+++ Fragmento del documento
11. PRÁCTICA DE LA HUMILDAD CRISTIANA.

Al ser tan importante y necesaria, como se ha dicho, la humildad cristiana, debes buscar toda clase de medios para afianzarte en esta virtud.

Con este fin, te exhorto nuevamente a leer y releer frecuentemente y a considerar y pesar atentamente las verdades que te he propuesto, sobre la humildad de espíritu y la humildad de corazón, y las que te quiero proponer aquí; y suplicar a nuestro Señor, que Él mismo las imprima en tu  espíritu y te haga producir en el corazón y en el alma los sentimientos y los efectos.  No basta que conozcas, en general  y superficialmente, que nada eres, que no tienes poder alguno de obrar el bien y de evitar el mal, que “todo bien desciende de lo alto, del Padre de las luces” (St 1, 17), y que toda obra buena nos viene de Dios mediante su Hijo; también es preciso, afirmarte poderosamente en una profunda convicción y en un vivo sentimiento de tu cautividad bajo la ley del pecado, de tu inutilidad, incapacidad e indignidad para servir a Dios,de tu insuficiencia para todo bien, de tu nada,  de tu extrema indigencia y urgente necesidad que tienes de Jesucristo  y de su gracia.

Por eso debes llamar a gritos constantemente a tu Liberador y acudir, en todo momento a su gracia, apoyándote únicamente en su poder y bondad.
++++++
**Ejercicio propuesto**
Contesta estas preguntas sobre el texto de la humildad cristiana:
(a) ¿Qué se pide suplicar a nuestro Señor sobre las verdades propuestas?
(b) Según la cita que aparece en el texto, ¿de dónde desciende todo bien?
(c) ¿En qué hay que apoyarse únicamente, según la última oración?
+++ Datos proporcionados
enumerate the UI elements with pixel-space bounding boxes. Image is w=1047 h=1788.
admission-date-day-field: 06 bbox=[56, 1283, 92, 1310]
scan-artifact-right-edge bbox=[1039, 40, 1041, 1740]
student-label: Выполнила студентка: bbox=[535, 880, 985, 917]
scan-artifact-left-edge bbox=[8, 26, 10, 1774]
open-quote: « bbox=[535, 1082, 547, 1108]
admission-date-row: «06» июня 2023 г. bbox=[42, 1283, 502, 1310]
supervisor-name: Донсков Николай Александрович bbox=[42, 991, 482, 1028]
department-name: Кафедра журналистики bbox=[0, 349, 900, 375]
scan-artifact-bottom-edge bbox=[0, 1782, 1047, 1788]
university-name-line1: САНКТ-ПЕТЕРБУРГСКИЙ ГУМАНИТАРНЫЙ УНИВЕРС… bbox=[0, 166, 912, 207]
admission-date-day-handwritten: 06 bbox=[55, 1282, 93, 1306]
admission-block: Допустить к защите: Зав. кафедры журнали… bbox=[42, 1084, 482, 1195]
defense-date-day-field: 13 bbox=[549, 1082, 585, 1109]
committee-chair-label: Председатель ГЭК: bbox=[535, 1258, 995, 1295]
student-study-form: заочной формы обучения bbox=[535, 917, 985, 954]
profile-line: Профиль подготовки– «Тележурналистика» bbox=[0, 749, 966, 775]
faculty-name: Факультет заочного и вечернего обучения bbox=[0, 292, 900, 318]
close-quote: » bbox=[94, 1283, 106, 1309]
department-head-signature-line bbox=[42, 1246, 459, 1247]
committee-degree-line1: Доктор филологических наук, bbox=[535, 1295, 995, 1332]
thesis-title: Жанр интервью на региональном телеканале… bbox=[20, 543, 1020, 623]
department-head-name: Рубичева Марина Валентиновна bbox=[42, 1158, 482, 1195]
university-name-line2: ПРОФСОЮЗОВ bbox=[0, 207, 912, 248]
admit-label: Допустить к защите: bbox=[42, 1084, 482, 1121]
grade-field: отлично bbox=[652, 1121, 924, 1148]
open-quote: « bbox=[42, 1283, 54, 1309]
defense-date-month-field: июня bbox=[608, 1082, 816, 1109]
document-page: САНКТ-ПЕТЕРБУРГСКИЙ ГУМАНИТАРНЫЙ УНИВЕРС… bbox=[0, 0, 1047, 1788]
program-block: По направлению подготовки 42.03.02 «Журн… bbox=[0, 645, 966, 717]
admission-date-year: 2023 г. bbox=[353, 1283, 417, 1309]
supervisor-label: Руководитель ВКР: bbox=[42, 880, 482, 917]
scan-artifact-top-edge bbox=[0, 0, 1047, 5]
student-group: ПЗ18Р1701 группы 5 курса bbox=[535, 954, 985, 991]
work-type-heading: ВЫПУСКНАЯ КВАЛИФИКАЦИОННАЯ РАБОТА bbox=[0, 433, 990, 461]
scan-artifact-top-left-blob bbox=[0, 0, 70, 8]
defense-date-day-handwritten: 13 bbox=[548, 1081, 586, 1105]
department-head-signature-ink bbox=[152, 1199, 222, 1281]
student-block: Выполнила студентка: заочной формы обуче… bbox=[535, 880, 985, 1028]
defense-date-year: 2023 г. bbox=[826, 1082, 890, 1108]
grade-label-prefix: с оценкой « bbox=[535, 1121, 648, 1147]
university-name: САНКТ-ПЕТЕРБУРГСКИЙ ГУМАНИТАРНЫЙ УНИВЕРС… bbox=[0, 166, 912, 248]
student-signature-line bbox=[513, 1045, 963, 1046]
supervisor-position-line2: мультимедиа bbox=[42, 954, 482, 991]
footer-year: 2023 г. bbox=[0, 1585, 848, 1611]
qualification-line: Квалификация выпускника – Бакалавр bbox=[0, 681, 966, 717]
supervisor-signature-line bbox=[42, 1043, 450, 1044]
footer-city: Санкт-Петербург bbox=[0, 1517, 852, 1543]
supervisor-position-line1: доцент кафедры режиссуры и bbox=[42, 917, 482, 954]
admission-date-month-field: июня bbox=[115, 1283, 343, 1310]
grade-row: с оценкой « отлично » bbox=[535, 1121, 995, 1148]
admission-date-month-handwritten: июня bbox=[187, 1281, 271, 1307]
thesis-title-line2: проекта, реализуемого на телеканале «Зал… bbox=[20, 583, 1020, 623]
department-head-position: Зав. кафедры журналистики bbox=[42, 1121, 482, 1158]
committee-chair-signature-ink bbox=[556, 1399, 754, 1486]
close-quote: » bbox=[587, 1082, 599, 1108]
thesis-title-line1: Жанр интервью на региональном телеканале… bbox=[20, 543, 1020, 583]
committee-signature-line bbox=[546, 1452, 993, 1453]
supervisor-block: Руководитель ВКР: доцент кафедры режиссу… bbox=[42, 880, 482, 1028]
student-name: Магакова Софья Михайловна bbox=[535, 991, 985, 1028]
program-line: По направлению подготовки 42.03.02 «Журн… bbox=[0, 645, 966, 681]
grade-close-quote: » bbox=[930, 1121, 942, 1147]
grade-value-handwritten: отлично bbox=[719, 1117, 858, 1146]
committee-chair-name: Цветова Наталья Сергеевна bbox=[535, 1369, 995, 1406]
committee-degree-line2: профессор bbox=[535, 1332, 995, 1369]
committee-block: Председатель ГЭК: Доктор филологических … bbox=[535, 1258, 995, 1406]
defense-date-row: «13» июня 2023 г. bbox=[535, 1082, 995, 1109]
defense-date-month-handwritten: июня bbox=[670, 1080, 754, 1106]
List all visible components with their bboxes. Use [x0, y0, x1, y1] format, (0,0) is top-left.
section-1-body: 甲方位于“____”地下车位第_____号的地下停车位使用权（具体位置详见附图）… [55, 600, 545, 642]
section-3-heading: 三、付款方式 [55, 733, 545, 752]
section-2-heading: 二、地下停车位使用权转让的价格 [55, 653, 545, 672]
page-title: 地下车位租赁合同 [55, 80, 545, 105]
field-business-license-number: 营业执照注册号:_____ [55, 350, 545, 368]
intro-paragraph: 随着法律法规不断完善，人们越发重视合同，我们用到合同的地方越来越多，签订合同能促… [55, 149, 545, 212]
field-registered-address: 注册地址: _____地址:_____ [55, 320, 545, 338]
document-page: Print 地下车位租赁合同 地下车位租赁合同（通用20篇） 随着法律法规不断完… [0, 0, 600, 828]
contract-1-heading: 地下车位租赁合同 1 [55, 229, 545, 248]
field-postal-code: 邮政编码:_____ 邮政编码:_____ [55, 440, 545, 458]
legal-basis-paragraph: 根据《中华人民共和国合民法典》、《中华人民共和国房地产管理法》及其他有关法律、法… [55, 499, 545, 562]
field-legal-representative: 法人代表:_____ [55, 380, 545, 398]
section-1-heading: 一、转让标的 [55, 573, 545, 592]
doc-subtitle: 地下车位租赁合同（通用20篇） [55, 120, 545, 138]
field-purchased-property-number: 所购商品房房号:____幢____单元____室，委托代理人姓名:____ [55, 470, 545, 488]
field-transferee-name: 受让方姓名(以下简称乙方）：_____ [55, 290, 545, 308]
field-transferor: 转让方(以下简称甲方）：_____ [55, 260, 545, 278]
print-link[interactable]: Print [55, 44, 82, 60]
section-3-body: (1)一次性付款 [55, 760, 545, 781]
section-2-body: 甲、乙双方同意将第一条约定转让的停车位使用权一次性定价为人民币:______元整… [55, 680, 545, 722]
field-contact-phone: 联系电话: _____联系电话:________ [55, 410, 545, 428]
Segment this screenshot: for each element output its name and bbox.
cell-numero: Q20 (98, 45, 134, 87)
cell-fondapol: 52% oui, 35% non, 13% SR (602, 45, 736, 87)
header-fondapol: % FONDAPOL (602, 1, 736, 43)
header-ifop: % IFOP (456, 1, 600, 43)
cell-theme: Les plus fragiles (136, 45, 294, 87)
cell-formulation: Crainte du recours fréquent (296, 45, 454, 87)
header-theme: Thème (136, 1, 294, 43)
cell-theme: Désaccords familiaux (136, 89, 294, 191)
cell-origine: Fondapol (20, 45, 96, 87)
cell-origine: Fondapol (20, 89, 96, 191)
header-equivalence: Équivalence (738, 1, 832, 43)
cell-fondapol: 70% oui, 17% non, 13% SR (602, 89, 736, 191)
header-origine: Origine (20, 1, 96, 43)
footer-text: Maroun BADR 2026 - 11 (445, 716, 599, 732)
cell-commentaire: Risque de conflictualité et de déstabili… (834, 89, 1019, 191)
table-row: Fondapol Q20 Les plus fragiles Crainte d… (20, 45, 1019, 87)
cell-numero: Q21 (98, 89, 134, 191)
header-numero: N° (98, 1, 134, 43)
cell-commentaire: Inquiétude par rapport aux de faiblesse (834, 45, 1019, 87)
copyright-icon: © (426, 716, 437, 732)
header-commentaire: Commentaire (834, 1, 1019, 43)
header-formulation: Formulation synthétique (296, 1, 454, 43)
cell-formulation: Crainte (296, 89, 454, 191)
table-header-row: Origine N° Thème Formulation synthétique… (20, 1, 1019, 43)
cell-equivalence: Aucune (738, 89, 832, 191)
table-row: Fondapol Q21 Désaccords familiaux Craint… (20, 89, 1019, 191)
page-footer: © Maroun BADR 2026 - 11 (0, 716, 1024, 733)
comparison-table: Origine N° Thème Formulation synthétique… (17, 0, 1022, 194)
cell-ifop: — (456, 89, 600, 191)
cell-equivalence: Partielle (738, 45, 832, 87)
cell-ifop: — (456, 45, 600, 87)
++++++
**Tarea resuelta**
(a) Que Él mismo las imprima en el espíritu y haga producir en el corazón y en el alma los sentimientos y los efectos.
(b) De lo alto, del Padre de las luces.
(c) En el poder y la bondad del Liberador.